> What needs to be done: Extract every line of the material that holds the string "avec".

:: Task inputs ::

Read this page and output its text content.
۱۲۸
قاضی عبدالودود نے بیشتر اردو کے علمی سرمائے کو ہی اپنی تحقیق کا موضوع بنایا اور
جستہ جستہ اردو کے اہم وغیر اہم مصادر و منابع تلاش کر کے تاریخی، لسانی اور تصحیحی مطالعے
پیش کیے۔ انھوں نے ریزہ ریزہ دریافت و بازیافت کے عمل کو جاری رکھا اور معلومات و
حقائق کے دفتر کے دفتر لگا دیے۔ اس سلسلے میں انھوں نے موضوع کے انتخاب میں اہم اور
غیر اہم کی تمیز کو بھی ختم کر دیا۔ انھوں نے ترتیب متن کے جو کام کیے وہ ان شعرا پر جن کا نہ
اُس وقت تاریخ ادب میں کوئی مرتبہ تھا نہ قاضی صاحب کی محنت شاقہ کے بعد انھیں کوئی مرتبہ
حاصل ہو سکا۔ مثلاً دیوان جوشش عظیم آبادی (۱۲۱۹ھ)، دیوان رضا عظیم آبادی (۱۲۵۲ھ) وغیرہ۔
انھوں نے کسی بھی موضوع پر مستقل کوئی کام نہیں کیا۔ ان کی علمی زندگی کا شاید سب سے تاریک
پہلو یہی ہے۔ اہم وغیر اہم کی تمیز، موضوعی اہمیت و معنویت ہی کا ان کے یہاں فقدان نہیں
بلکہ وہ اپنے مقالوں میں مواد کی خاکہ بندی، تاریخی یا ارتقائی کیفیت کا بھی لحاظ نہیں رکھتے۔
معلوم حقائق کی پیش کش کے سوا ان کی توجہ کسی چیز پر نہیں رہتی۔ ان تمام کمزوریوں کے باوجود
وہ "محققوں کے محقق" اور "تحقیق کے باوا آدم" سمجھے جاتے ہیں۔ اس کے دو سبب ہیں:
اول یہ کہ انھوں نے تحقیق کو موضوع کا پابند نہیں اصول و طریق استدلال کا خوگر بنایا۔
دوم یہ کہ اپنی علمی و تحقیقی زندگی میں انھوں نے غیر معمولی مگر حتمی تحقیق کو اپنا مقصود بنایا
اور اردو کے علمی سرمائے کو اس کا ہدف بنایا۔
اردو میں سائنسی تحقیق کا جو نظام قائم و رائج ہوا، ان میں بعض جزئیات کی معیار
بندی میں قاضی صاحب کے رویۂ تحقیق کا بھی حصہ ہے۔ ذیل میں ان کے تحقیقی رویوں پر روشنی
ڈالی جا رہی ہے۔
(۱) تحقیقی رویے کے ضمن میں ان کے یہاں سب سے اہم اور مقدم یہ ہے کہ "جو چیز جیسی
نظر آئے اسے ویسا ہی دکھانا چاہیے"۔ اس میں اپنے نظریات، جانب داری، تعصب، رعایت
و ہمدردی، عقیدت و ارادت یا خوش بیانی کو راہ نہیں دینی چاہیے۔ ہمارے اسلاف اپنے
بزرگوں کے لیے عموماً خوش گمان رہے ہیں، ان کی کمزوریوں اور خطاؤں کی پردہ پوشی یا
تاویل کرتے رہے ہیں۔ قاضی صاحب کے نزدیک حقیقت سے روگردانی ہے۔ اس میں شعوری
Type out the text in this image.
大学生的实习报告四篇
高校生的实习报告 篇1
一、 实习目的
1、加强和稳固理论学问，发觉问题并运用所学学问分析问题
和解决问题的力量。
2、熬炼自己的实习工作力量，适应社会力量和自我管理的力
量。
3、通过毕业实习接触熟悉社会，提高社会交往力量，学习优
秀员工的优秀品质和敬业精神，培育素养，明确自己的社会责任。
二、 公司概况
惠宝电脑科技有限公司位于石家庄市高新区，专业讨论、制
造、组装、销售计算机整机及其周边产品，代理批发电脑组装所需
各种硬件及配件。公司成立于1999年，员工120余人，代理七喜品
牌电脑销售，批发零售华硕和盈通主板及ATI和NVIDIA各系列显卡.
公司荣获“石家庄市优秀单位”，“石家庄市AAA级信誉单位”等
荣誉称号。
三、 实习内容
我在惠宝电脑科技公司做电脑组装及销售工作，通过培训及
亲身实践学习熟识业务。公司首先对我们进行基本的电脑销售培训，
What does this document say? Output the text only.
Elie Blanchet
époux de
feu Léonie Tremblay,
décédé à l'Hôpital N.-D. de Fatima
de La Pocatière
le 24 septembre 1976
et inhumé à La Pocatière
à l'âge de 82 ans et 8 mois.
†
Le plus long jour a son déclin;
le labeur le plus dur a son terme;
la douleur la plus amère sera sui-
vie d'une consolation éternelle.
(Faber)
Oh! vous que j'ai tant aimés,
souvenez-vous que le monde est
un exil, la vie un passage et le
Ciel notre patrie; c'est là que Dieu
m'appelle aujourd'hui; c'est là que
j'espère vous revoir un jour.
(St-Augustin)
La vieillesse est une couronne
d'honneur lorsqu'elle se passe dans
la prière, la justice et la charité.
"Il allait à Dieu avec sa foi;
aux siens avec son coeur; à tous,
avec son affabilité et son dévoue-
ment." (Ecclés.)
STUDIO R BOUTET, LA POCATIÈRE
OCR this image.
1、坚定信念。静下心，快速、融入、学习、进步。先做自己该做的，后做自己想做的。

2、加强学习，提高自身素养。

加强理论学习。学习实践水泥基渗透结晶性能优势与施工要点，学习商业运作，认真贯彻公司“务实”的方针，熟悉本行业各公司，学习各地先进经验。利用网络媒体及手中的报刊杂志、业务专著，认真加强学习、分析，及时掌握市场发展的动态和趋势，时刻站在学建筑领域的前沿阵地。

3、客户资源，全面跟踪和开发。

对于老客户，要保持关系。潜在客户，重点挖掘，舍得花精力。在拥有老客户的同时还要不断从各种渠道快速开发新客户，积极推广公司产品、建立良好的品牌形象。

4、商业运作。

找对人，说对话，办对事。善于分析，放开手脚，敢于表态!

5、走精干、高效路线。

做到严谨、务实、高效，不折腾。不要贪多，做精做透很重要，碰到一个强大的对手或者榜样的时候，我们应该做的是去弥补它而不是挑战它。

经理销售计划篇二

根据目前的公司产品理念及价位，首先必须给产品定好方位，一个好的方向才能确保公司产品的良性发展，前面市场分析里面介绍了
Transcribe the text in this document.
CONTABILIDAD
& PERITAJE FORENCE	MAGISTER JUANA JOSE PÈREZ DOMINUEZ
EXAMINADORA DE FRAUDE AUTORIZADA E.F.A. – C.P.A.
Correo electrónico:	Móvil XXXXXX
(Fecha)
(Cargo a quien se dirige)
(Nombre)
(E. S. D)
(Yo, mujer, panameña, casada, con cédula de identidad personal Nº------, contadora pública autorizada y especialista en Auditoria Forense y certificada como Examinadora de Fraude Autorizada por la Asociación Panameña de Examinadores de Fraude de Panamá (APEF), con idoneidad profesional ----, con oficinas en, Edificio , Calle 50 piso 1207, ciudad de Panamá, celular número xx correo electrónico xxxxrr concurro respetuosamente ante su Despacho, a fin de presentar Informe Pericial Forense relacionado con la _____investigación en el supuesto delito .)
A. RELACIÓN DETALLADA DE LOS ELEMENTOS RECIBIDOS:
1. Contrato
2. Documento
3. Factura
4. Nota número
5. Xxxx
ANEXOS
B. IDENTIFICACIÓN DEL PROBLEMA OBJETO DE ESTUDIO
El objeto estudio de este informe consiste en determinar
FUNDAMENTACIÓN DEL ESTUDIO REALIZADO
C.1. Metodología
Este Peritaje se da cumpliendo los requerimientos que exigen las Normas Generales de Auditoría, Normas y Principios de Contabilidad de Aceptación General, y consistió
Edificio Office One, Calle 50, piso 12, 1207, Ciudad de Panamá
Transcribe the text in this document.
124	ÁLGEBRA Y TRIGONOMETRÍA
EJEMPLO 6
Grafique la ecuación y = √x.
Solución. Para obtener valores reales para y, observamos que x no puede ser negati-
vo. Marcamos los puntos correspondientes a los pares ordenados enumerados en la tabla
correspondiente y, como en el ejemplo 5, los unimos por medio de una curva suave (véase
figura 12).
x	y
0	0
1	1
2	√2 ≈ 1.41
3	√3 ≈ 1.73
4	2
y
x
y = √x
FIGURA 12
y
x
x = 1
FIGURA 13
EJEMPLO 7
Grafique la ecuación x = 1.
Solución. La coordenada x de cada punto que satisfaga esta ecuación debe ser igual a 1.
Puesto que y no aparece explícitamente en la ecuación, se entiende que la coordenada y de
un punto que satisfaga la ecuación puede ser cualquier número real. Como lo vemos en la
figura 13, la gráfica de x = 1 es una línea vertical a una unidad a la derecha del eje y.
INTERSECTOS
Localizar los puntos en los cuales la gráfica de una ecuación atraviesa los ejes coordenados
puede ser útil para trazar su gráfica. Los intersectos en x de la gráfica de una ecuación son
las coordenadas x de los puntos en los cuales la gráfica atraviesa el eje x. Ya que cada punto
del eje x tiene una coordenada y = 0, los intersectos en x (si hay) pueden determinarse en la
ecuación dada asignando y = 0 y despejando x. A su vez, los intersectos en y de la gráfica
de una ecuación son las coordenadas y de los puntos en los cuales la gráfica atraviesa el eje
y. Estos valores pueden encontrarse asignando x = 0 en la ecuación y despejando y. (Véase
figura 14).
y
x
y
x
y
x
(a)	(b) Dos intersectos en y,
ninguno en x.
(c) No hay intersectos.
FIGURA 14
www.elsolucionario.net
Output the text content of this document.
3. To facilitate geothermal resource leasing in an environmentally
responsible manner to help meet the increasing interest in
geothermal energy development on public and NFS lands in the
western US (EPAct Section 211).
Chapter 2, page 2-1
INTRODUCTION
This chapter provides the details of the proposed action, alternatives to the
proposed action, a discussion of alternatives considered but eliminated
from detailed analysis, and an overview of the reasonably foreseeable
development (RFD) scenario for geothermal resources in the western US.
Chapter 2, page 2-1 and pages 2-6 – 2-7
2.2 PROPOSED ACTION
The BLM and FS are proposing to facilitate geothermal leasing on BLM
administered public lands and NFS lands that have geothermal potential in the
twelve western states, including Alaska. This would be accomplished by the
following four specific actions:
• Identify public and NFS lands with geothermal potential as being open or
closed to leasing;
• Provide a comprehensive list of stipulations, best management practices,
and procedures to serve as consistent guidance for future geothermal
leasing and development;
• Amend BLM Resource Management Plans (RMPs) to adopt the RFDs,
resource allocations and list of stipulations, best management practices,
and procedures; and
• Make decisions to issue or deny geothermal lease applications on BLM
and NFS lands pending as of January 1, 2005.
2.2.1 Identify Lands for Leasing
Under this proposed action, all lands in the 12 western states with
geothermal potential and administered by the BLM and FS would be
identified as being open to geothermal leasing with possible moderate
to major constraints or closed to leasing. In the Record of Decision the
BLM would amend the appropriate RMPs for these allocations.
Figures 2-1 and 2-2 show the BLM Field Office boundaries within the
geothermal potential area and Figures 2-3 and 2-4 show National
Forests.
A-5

:::

> Result for this task:
"Il allait à Dieu avec sa foi;
aux siens avec son coeur; à tous,
avec son affabilité et son dévoue-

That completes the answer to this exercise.